Transcribe the records that follow in their entirety, omitting any pictures.
• • • • •
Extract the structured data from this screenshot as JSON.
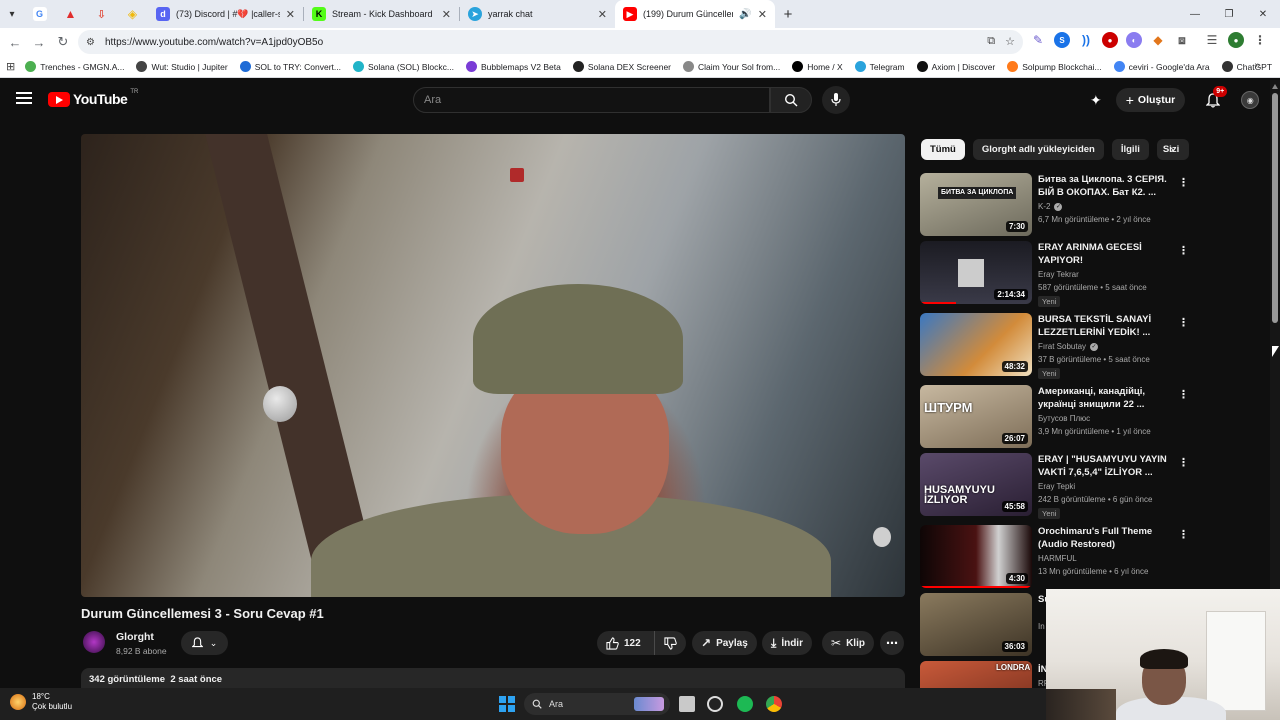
{
  "browser": {
    "tabs": [
      {
        "title": "(73) Discord | #💔 |caller-spotli",
        "active": false,
        "favicon_color": "#5865f2"
      },
      {
        "title": "Stream - Kick Dashboard",
        "active": false,
        "favicon_color": "#53fc18"
      },
      {
        "title": "yarrak chat",
        "active": false,
        "favicon_color": "#2aa3dc"
      },
      {
        "title": "(199) Durum Güncellemesi",
        "active": true,
        "favicon_color": "#ff0000"
      }
    ],
    "url": "https://www.youtube.com/watch?v=A1jpd0yOB5o",
    "bookmarks": [
      {
        "label": "Trenches - GMGN.A...",
        "color": "#4caf50"
      },
      {
        "label": "Wut: Studio | Jupiter",
        "color": "#444444"
      },
      {
        "label": "SOL to TRY: Convert...",
        "color": "#1e6bd6"
      },
      {
        "label": "Solana (SOL) Blockc...",
        "color": "#21b4c8"
      },
      {
        "label": "Bubblemaps V2 Beta",
        "color": "#7a3cd6"
      },
      {
        "label": "Solana DEX Screener",
        "color": "#222222"
      },
      {
        "label": "Claim Your Sol from...",
        "color": "#888888"
      },
      {
        "label": "Home / X",
        "color": "#000000"
      },
      {
        "label": "Telegram",
        "color": "#2aa3dc"
      },
      {
        "label": "Axiom | Discover",
        "color": "#111111"
      },
      {
        "label": "Solpump Blockchai...",
        "color": "#ff7a1a"
      },
      {
        "label": "ceviri - Google'da Ara",
        "color": "#4285f4"
      },
      {
        "label": "ChatGPT",
        "color": "#333333"
      }
    ]
  },
  "youtube": {
    "logo_text": "YouTube",
    "region": "TR",
    "search_placeholder": "Ara",
    "create_label": "Oluştur",
    "notif_count": "9+"
  },
  "video": {
    "title": "Durum Güncellemesi 3 - Soru Cevap #1",
    "channel": "Glorght",
    "subscribers": "8,92 B abone",
    "likes": "122",
    "share_label": "Paylaş",
    "download_label": "İndir",
    "clip_label": "Klip",
    "views": "342 görüntüleme",
    "published": "2 saat önce"
  },
  "sidebar": {
    "chips": [
      "Tümü",
      "Glorght adlı yükleyiciden",
      "İlgili",
      "Sizi"
    ],
    "items": [
      {
        "title": "Битва за Циклопа. 3 СЕРІЯ. БІЙ В ОКОПАХ. Бат К2. ...",
        "channel": "K-2",
        "verified": true,
        "meta": "6,7 Mn görüntüleme • 2 yıl önce",
        "duration": "7:30",
        "badge": "",
        "thumb_text": "БИТВА ЗА ЦИКЛОПА",
        "thumb_color": "#8a8676"
      },
      {
        "title": "ERAY ARINMA GECESİ YAPIYOR!",
        "channel": "Eray Tekrar",
        "verified": false,
        "meta": "587 görüntüleme • 5 saat önce",
        "duration": "2:14:34",
        "badge": "Yeni",
        "thumb_text": "",
        "thumb_color": "#1b1b22"
      },
      {
        "title": "BURSA TEKSTİL SANAYİ LEZZETLERİNİ YEDİK! ...",
        "channel": "Fırat Sobutay",
        "verified": true,
        "meta": "37 B görüntüleme • 5 saat önce",
        "duration": "48:32",
        "badge": "Yeni",
        "thumb_text": "",
        "thumb_color": "#3a78c2"
      },
      {
        "title": "Американці, канадійці, українці знищили 22 ...",
        "channel": "Бутусов Плюс",
        "verified": false,
        "meta": "3,9 Mn görüntüleme • 1 yıl önce",
        "duration": "26:07",
        "badge": "",
        "thumb_text": "ШТУРМ",
        "thumb_color": "#9a8a72"
      },
      {
        "title": "ERAY | \"HUSAMYUYU YAYIN VAKTİ 7,6,5,4\" İZLİYOR ...",
        "channel": "Eray Tepki",
        "verified": false,
        "meta": "242 B görüntüleme • 6 gün önce",
        "duration": "45:58",
        "badge": "Yeni",
        "thumb_text": "HUSAMYUYU İZLIYOR",
        "thumb_color": "#3a2a4a"
      },
      {
        "title": "Orochimaru's Full Theme (Audio Restored)",
        "channel": "HARMFUL",
        "verified": false,
        "meta": "13 Mn görüntüleme • 6 yıl önce",
        "duration": "4:30",
        "badge": "",
        "thumb_text": "",
        "thumb_color": "#2a0f0f"
      },
      {
        "title": "Su",
        "channel": "In",
        "verified": false,
        "meta": "",
        "duration": "36:03",
        "badge": "",
        "thumb_text": "",
        "thumb_color": "#6b5b43"
      },
      {
        "title": "İN",
        "channel": "RP",
        "verified": false,
        "meta": "",
        "duration": "",
        "badge": "",
        "thumb_text": "LONDRA",
        "thumb_color": "#b8412f"
      }
    ]
  },
  "taskbar": {
    "temperature": "18°C",
    "weather": "Çok bulutlu",
    "search_label": "Ara"
  }
}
• • • • •
> **Response below**:
Extract the structured data from this screenshot as JSON.
{
  "browser": {
    "tabs": [
      {
        "title": "(73) Discord | #💔 |caller-spotli",
        "active": false,
        "favicon_color": "#5865f2"
      },
      {
        "title": "Stream - Kick Dashboard",
        "active": false,
        "favicon_color": "#53fc18"
      },
      {
        "title": "yarrak chat",
        "active": false,
        "favicon_color": "#2aa3dc"
      },
      {
        "title": "(199) Durum Güncellemesi",
        "active": true,
        "favicon_color": "#ff0000"
      }
    ],
    "url": "https://www.youtube.com/watch?v=A1jpd0yOB5o",
    "bookmarks": [
      {
        "label": "Trenches - GMGN.A...",
        "color": "#4caf50"
      },
      {
        "label": "Wut: Studio | Jupiter",
        "color": "#444444"
      },
      {
        "label": "SOL to TRY: Convert...",
        "color": "#1e6bd6"
      },
      {
        "label": "Solana (SOL) Blockc...",
        "color": "#21b4c8"
      },
      {
        "label": "Bubblemaps V2 Beta",
        "color": "#7a3cd6"
      },
      {
        "label": "Solana DEX Screener",
        "color": "#222222"
      },
      {
        "label": "Claim Your Sol from...",
        "color": "#888888"
      },
      {
        "label": "Home / X",
        "color": "#000000"
      },
      {
        "label": "Telegram",
        "color": "#2aa3dc"
      },
      {
        "label": "Axiom | Discover",
        "color": "#111111"
      },
      {
        "label": "Solpump Blockchai...",
        "color": "#ff7a1a"
      },
      {
        "label": "ceviri - Google'da Ara",
        "color": "#4285f4"
      },
      {
        "label": "ChatGPT",
        "color": "#333333"
      }
    ]
  },
  "youtube": {
    "logo_text": "YouTube",
    "region": "TR",
    "search_placeholder": "Ara",
    "create_label": "Oluştur",
    "notif_count": "9+"
  },
  "video": {
    "title": "Durum Güncellemesi 3 - Soru Cevap #1",
    "channel": "Glorght",
    "subscribers": "8,92 B abone",
    "likes": "122",
    "share_label": "Paylaş",
    "download_label": "İndir",
    "clip_label": "Klip",
    "views": "342 görüntüleme",
    "published": "2 saat önce"
  },
  "sidebar": {
    "chips": [
      "Tümü",
      "Glorght adlı yükleyiciden",
      "İlgili",
      "Sizi"
    ],
    "items": [
      {
        "title": "Битва за Циклопа. 3 СЕРІЯ. БІЙ В ОКОПАХ. Бат К2. ...",
        "channel": "K-2",
        "verified": true,
        "meta": "6,7 Mn görüntüleme • 2 yıl önce",
        "duration": "7:30",
        "badge": "",
        "thumb_text": "БИТВА ЗА ЦИКЛОПА",
        "thumb_color": "#8a8676"
      },
      {
        "title": "ERAY ARINMA GECESİ YAPIYOR!",
        "channel": "Eray Tekrar",
        "verified": false,
        "meta": "587 görüntüleme • 5 saat önce",
        "duration": "2:14:34",
        "badge": "Yeni",
        "thumb_text": "",
        "thumb_color": "#1b1b22"
      },
      {
        "title": "BURSA TEKSTİL SANAYİ LEZZETLERİNİ YEDİK! ...",
        "channel": "Fırat Sobutay",
        "verified": true,
        "meta": "37 B görüntüleme • 5 saat önce",
        "duration": "48:32",
        "badge": "Yeni",
        "thumb_text": "",
        "thumb_color": "#3a78c2"
      },
      {
        "title": "Американці, канадійці, українці знищили 22 ...",
        "channel": "Бутусов Плюс",
        "verified": false,
        "meta": "3,9 Mn görüntüleme • 1 yıl önce",
        "duration": "26:07",
        "badge": "",
        "thumb_text": "ШТУРМ",
        "thumb_color": "#9a8a72"
      },
      {
        "title": "ERAY | \"HUSAMYUYU YAYIN VAKTİ 7,6,5,4\" İZLİYOR ...",
        "channel": "Eray Tepki",
        "verified": false,
        "meta": "242 B görüntüleme • 6 gün önce",
        "duration": "45:58",
        "badge": "Yeni",
        "thumb_text": "HUSAMYUYU İZLIYOR",
        "thumb_color": "#3a2a4a"
      },
      {
        "title": "Orochimaru's Full Theme (Audio Restored)",
        "channel": "HARMFUL",
        "verified": false,
        "meta": "13 Mn görüntüleme • 6 yıl önce",
        "duration": "4:30",
        "badge": "",
        "thumb_text": "",
        "thumb_color": "#2a0f0f"
      },
      {
        "title": "Su",
        "channel": "In",
        "verified": false,
        "meta": "",
        "duration": "36:03",
        "badge": "",
        "thumb_text": "",
        "thumb_color": "#6b5b43"
      },
      {
        "title": "İN",
        "channel": "RP",
        "verified": false,
        "meta": "",
        "duration": "",
        "badge": "",
        "thumb_text": "LONDRA",
        "thumb_color": "#b8412f"
      }
    ]
  },
  "taskbar": {
    "temperature": "18°C",
    "weather": "Çok bulutlu",
    "search_label": "Ara"
  }
}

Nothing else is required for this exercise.